◆ Aim ◆
Reproduce the data in its entirety, exactly as supplied.

◆ Given records ◆
◆ ◆ ◆ ◆

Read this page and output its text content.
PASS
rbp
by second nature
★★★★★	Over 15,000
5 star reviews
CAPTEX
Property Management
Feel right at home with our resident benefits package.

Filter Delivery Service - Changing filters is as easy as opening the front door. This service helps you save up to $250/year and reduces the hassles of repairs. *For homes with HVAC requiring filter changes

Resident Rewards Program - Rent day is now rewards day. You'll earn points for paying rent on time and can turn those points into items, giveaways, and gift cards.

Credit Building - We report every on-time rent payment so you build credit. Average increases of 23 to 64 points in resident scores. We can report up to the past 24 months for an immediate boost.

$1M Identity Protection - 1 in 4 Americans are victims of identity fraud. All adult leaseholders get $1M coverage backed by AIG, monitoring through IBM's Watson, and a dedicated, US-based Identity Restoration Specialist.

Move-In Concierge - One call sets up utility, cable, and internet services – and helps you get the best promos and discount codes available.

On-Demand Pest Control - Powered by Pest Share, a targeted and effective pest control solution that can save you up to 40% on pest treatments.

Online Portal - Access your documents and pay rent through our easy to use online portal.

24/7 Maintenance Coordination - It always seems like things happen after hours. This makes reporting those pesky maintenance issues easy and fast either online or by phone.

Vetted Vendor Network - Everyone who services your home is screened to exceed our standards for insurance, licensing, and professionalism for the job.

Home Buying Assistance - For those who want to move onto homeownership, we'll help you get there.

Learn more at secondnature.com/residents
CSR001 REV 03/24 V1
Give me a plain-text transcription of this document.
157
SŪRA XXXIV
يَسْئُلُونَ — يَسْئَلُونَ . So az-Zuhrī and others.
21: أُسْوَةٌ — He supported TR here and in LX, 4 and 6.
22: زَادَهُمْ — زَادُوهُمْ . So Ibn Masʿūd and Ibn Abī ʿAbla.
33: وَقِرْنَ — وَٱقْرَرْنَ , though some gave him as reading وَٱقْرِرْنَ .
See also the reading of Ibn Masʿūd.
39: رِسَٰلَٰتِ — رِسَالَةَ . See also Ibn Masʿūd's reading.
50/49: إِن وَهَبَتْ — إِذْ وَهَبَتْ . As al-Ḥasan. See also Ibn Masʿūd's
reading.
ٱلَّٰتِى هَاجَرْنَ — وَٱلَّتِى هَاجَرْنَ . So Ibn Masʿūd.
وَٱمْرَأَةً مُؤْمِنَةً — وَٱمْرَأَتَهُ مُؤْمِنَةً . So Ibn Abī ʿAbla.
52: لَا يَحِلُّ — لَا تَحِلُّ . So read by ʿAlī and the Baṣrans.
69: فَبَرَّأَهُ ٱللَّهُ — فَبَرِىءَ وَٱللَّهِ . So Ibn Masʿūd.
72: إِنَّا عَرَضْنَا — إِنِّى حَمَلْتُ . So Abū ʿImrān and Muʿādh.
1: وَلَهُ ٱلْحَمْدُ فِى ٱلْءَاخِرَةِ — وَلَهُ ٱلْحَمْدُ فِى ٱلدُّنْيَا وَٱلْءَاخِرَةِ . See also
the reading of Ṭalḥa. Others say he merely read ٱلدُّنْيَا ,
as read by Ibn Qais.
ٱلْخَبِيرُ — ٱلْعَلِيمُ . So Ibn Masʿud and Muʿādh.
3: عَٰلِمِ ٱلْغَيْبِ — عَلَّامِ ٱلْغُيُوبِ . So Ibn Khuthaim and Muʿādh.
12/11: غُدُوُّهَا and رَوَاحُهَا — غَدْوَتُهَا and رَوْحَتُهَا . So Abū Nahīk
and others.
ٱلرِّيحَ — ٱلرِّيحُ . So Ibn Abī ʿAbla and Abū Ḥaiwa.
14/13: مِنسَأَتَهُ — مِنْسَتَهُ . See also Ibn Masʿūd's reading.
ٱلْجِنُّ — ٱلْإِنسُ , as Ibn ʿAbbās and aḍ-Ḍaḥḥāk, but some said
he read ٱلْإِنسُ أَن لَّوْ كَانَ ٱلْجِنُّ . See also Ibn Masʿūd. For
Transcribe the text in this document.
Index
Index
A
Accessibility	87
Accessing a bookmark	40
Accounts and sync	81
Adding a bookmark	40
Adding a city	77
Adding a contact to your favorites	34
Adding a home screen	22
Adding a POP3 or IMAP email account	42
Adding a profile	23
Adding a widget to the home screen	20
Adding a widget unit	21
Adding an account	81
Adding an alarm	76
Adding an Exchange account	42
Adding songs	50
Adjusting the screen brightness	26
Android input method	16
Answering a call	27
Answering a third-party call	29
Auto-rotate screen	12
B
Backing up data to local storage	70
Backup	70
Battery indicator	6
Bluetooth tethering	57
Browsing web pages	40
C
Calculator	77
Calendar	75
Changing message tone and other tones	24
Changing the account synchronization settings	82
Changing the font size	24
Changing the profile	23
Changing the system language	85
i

◆ ◆ ◆ ◆

◆ Written response ◆
Read this page and output its text content.
PASS
rbp
by second nature
★★★★★	Over 15,000
5 star reviews
CAPTEX
Property Management
Feel right at home with our resident benefits package.

Filter Delivery Service - Changing filters is as easy as opening the front door. This service helps you save up to $250/year and reduces the hassles of repairs. *For homes with HVAC requiring filter changes

Resident Rewards Program - Rent day is now rewards day. You'll earn points for paying rent on time and can turn those points into items, giveaways, and gift cards.

Credit Building - We report every on-time rent payment so you build credit. Average increases of 23 to 64 points in resident scores. We can report up to the past 24 months for an immediate boost.

$1M Identity Protection - 1 in 4 Americans are victims of identity fraud. All adult leaseholders get $1M coverage backed by AIG, monitoring through IBM's Watson, and a dedicated, US-based Identity Restoration Specialist.

Move-In Concierge - One call sets up utility, cable, and internet services – and helps you get the best promos and discount codes available.

On-Demand Pest Control - Powered by Pest Share, a targeted and effective pest control solution that can save you up to 40% on pest treatments.

Online Portal - Access your documents and pay rent through our easy to use online portal.

24/7 Maintenance Coordination - It always seems like things happen after hours. This makes reporting those pesky maintenance issues easy and fast either online or by phone.

Vetted Vendor Network - Everyone who services your home is screened to exceed our standards for insurance, licensing, and professionalism for the job.

Home Buying Assistance - For those who want to move onto homeownership, we'll help you get there.

Learn more at secondnature.com/residents
CSR001 REV 03/24 V1
Give me a plain-text transcription of this document.
157
SŪRA XXXIV
يَسْئُلُونَ — يَسْئَلُونَ . So az-Zuhrī and others.
21: أُسْوَةٌ — He supported TR here and in LX, 4 and 6.
22: زَادَهُمْ — زَادُوهُمْ . So Ibn Masʿūd and Ibn Abī ʿAbla.
33: وَقِرْنَ — وَٱقْرَرْنَ , though some gave him as reading وَٱقْرِرْنَ .
See also the reading of Ibn Masʿūd.
39: رِسَٰلَٰتِ — رِسَالَةَ . See also Ibn Masʿūd's reading.
50/49: إِن وَهَبَتْ — إِذْ وَهَبَتْ . As al-Ḥasan. See also Ibn Masʿūd's
reading.
ٱلَّٰتِى هَاجَرْنَ — وَٱلَّتِى هَاجَرْنَ . So Ibn Masʿūd.
وَٱمْرَأَةً مُؤْمِنَةً — وَٱمْرَأَتَهُ مُؤْمِنَةً . So Ibn Abī ʿAbla.
52: لَا يَحِلُّ — لَا تَحِلُّ . So read by ʿAlī and the Baṣrans.
69: فَبَرَّأَهُ ٱللَّهُ — فَبَرِىءَ وَٱللَّهِ . So Ibn Masʿūd.
72: إِنَّا عَرَضْنَا — إِنِّى حَمَلْتُ . So Abū ʿImrān and Muʿādh.
1: وَلَهُ ٱلْحَمْدُ فِى ٱلْءَاخِرَةِ — وَلَهُ ٱلْحَمْدُ فِى ٱلدُّنْيَا وَٱلْءَاخِرَةِ . See also
the reading of Ṭalḥa. Others say he merely read ٱلدُّنْيَا ,
as read by Ibn Qais.
ٱلْخَبِيرُ — ٱلْعَلِيمُ . So Ibn Masʿud and Muʿādh.
3: عَٰلِمِ ٱلْغَيْبِ — عَلَّامِ ٱلْغُيُوبِ . So Ibn Khuthaim and Muʿādh.
12/11: غُدُوُّهَا and رَوَاحُهَا — غَدْوَتُهَا and رَوْحَتُهَا . So Abū Nahīk
and others.
ٱلرِّيحَ — ٱلرِّيحُ . So Ibn Abī ʿAbla and Abū Ḥaiwa.
14/13: مِنسَأَتَهُ — مِنْسَتَهُ . See also Ibn Masʿūd's reading.
ٱلْجِنُّ — ٱلْإِنسُ , as Ibn ʿAbbās and aḍ-Ḍaḥḥāk, but some said
he read ٱلْإِنسُ أَن لَّوْ كَانَ ٱلْجِنُّ . See also Ibn Masʿūd. For
Transcribe the text in this document.
Index
Index
A
Accessibility	87
Accessing a bookmark	40
Accounts and sync	81
Adding a bookmark	40
Adding a city	77
Adding a contact to your favorites	34
Adding a home screen	22
Adding a POP3 or IMAP email account	42
Adding a profile	23
Adding a widget to the home screen	20
Adding a widget unit	21
Adding an account	81
Adding an alarm	76
Adding an Exchange account	42
Adding songs	50
Adjusting the screen brightness	26
Android input method	16
Answering a call	27
Answering a third-party call	29
Auto-rotate screen	12
B
Backing up data to local storage	70
Backup	70
Battery indicator	6
Bluetooth tethering	57
Browsing web pages	40
C
Calculator	77
Calendar	75
Changing message tone and other tones	24
Changing the account synchronization settings	82
Changing the font size	24
Changing the profile	23
Changing the system language	85
i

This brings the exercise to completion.